(Data records)
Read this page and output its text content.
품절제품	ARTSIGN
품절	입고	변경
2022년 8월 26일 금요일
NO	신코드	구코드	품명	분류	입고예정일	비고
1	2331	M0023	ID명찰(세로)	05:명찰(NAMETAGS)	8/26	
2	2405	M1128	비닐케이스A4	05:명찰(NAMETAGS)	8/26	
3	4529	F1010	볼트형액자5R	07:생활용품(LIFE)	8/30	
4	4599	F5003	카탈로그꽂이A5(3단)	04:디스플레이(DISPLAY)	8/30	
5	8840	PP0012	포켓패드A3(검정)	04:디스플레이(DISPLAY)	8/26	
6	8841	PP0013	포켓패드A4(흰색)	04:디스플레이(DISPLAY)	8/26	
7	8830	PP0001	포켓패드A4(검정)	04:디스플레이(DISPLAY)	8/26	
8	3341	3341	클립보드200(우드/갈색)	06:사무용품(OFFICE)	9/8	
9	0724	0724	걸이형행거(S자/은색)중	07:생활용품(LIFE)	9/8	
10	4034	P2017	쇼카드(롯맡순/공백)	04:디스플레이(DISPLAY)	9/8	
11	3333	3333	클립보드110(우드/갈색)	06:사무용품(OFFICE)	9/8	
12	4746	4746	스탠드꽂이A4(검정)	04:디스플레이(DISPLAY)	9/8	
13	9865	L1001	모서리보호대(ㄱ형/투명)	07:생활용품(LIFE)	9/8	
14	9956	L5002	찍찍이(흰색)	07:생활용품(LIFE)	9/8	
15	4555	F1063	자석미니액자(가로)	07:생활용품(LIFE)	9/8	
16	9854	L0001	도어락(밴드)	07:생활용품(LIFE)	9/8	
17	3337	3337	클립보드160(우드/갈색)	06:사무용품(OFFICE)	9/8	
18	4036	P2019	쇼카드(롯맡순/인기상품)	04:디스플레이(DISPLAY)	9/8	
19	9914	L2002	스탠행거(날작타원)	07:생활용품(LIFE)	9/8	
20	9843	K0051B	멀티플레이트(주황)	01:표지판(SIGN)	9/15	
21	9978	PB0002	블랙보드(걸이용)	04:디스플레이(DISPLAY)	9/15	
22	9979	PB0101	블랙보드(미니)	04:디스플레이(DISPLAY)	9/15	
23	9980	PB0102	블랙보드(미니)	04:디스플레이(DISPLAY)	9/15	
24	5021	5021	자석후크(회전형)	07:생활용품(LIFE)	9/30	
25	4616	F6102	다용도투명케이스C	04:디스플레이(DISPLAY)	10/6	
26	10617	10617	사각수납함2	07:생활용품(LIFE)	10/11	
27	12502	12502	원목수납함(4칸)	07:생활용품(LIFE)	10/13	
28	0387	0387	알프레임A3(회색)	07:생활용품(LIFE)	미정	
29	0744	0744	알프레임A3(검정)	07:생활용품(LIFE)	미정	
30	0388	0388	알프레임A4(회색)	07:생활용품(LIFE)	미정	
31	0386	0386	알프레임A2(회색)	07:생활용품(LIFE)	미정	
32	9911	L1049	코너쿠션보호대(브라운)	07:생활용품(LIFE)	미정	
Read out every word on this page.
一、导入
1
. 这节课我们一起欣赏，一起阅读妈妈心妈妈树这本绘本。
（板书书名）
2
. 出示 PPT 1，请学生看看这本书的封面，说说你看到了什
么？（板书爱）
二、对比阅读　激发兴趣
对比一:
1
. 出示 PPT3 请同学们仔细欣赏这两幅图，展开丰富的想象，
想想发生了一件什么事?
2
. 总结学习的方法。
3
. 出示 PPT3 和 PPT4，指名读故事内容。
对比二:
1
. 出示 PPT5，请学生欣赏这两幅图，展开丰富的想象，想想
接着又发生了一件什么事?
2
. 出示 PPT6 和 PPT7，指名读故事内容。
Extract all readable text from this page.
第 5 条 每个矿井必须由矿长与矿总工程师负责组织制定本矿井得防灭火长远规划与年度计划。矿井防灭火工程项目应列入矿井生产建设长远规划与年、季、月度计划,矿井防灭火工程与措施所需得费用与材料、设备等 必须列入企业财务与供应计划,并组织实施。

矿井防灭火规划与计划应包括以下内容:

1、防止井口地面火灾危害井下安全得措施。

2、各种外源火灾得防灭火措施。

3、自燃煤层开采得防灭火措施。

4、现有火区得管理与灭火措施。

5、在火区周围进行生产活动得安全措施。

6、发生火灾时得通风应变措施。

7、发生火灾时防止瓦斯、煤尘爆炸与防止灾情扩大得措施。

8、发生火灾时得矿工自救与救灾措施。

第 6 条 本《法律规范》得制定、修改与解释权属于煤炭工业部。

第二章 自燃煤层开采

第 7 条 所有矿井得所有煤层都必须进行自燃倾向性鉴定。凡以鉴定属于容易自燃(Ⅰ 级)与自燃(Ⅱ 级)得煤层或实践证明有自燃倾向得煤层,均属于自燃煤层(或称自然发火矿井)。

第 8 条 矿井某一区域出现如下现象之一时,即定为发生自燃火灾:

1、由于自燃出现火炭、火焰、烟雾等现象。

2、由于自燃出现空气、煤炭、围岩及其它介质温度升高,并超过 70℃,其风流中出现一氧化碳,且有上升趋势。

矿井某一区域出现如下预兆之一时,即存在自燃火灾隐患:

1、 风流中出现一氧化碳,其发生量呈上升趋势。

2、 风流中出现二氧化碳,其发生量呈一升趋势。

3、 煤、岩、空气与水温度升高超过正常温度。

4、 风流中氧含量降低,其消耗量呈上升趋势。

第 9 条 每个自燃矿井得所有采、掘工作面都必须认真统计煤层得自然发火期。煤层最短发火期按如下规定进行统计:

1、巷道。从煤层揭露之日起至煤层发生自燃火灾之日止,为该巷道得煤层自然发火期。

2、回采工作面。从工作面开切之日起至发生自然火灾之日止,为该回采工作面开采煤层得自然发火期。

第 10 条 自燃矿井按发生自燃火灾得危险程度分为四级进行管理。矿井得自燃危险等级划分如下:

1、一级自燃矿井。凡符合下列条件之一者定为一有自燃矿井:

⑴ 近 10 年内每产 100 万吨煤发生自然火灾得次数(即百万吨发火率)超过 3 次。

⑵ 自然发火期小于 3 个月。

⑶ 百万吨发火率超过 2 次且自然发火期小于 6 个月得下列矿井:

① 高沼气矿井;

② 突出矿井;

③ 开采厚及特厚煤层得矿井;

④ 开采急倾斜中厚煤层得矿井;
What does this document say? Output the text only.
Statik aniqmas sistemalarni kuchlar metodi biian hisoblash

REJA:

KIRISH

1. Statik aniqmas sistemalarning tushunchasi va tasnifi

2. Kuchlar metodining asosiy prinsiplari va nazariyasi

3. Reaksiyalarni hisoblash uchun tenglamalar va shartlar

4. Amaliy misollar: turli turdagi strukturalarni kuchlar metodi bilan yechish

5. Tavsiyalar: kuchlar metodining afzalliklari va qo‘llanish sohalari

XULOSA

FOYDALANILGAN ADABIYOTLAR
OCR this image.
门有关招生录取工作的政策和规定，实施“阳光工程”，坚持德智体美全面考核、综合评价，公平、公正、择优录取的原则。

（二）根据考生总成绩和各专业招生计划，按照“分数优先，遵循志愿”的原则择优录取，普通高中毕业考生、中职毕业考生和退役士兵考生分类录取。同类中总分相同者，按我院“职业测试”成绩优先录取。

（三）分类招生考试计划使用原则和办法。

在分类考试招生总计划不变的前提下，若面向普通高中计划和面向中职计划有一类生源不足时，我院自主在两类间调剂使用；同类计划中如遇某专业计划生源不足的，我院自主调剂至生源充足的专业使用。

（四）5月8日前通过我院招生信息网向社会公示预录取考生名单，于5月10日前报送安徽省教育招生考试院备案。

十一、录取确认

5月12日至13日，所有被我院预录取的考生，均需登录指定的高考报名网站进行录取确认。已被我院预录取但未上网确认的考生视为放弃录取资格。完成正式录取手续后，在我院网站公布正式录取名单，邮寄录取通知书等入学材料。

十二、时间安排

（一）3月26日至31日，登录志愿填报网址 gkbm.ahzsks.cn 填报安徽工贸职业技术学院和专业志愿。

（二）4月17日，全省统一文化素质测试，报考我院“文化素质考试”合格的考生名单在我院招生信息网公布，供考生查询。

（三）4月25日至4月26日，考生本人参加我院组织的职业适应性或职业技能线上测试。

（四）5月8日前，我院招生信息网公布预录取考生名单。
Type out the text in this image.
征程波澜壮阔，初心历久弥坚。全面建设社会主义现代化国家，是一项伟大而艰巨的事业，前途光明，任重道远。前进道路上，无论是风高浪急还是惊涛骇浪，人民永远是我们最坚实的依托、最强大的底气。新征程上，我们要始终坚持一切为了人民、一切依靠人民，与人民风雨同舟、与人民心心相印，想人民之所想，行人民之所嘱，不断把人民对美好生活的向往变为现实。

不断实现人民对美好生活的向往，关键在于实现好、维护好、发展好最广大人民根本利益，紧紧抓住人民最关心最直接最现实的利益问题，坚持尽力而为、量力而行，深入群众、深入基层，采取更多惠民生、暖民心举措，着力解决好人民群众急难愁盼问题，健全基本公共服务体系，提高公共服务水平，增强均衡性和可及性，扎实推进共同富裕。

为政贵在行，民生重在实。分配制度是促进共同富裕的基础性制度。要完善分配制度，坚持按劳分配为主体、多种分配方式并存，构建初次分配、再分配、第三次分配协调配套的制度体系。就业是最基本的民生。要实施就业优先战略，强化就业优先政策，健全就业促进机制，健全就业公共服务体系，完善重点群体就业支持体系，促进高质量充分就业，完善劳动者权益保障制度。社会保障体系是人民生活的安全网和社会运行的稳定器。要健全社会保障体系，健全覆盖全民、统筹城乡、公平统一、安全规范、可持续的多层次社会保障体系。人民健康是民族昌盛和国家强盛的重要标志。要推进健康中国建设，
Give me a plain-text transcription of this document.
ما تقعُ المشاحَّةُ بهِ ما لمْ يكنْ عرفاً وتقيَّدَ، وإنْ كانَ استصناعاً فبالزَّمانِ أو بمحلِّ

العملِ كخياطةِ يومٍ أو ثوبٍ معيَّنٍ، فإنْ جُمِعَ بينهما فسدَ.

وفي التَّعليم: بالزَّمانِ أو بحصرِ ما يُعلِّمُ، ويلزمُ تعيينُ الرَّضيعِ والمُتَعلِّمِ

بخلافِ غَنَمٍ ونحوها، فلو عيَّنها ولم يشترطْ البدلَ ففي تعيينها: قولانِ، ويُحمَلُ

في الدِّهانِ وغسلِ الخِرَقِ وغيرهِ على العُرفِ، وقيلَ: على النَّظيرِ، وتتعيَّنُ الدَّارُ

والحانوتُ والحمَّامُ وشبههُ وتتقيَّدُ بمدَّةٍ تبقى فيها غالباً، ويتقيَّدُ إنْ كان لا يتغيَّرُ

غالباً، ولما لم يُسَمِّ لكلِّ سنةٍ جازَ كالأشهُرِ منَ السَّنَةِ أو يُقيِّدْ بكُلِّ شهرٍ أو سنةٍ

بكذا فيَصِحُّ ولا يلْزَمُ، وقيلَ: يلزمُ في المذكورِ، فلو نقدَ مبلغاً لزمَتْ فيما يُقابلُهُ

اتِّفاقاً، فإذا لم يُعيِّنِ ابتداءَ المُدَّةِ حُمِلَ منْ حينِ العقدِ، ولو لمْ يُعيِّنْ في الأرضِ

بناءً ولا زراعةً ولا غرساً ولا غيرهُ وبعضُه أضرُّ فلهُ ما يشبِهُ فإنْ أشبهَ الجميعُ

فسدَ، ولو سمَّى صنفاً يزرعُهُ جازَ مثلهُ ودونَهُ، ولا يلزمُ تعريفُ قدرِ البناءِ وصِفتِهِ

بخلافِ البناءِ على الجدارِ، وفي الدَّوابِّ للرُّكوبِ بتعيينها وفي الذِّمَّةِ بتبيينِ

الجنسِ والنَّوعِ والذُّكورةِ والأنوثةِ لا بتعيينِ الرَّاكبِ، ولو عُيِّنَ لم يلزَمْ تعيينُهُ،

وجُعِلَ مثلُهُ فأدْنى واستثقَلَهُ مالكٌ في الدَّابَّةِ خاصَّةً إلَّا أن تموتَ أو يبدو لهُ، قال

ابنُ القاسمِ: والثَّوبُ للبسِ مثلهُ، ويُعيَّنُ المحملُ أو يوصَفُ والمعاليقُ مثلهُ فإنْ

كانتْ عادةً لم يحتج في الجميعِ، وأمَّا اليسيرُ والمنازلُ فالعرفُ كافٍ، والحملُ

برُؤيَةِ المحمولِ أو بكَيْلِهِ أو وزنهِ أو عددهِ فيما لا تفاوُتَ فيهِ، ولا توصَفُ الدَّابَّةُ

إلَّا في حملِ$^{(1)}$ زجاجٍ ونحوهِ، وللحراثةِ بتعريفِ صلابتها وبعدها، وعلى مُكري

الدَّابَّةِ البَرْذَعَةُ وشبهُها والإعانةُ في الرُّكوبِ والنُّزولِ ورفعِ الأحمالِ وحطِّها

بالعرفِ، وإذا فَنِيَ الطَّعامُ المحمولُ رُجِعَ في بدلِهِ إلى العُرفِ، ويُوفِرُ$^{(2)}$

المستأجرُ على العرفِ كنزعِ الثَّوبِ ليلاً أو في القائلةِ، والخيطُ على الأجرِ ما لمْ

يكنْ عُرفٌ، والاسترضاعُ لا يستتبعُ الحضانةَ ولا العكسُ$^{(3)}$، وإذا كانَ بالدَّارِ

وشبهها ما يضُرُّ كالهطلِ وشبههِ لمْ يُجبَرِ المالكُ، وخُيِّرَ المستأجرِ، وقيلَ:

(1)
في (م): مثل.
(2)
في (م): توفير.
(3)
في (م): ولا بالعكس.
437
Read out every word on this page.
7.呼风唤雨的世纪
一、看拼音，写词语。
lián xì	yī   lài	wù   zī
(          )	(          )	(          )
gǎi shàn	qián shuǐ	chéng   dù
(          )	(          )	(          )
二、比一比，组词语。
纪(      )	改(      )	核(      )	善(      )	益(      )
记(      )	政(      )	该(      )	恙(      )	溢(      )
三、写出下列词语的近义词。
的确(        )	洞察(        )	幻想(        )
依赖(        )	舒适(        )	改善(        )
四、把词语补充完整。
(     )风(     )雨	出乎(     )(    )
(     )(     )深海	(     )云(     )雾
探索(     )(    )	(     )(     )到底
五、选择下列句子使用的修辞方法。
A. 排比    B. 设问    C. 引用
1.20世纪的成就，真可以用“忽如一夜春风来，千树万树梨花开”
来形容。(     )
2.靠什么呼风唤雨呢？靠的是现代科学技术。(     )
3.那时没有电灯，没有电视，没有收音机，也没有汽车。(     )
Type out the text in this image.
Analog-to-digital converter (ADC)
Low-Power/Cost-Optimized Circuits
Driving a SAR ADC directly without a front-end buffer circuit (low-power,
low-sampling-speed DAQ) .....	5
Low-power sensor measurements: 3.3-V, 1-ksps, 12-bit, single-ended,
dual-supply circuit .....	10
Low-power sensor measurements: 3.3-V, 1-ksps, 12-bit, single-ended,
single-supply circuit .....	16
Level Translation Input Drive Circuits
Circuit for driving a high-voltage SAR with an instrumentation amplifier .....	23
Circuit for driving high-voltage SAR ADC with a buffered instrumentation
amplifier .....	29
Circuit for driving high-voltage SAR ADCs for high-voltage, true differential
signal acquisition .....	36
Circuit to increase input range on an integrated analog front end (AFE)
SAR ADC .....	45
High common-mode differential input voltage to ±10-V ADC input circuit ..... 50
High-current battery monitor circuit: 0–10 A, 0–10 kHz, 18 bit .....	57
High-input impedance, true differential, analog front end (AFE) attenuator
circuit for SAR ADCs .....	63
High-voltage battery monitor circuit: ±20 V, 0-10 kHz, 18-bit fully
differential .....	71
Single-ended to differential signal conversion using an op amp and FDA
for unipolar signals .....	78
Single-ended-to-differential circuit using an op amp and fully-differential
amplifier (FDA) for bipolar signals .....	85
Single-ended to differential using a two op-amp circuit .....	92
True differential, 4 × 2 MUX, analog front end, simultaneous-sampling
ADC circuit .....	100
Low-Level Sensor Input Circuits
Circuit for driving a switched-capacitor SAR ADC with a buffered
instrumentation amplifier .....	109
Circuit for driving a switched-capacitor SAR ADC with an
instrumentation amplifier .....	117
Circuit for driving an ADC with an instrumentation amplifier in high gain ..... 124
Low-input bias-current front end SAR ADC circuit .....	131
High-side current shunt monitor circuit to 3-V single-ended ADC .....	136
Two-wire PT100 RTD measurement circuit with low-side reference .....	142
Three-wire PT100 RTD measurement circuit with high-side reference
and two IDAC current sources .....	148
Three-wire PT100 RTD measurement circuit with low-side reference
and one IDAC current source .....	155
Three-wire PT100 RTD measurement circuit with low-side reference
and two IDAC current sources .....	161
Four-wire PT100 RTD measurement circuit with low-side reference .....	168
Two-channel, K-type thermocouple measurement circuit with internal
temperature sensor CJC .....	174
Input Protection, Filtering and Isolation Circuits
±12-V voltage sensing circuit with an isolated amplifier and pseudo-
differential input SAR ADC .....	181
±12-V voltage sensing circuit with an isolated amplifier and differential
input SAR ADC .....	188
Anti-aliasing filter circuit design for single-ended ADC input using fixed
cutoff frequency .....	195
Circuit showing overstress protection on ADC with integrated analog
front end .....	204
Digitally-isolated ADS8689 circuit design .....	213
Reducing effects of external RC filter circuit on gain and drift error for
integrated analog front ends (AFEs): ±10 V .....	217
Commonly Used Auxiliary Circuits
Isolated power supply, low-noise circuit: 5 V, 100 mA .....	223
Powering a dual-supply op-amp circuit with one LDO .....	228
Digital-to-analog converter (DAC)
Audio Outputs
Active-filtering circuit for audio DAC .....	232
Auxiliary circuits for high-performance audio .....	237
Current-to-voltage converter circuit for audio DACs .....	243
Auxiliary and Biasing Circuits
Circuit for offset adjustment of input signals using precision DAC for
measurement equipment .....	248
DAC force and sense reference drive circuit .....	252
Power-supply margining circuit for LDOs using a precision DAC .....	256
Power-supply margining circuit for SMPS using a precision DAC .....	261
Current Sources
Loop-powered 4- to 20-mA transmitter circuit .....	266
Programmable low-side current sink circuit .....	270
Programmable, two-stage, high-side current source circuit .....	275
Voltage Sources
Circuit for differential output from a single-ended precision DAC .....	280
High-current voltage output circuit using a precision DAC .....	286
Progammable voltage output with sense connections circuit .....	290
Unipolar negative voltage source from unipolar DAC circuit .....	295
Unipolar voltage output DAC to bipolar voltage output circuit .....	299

● Instruction
List the lines that contain the word "sampling".

● Problem solution
low-sampling-speed DAQ) .....	5
True differential, 4 × 2 MUX, analog front end, simultaneous-sampling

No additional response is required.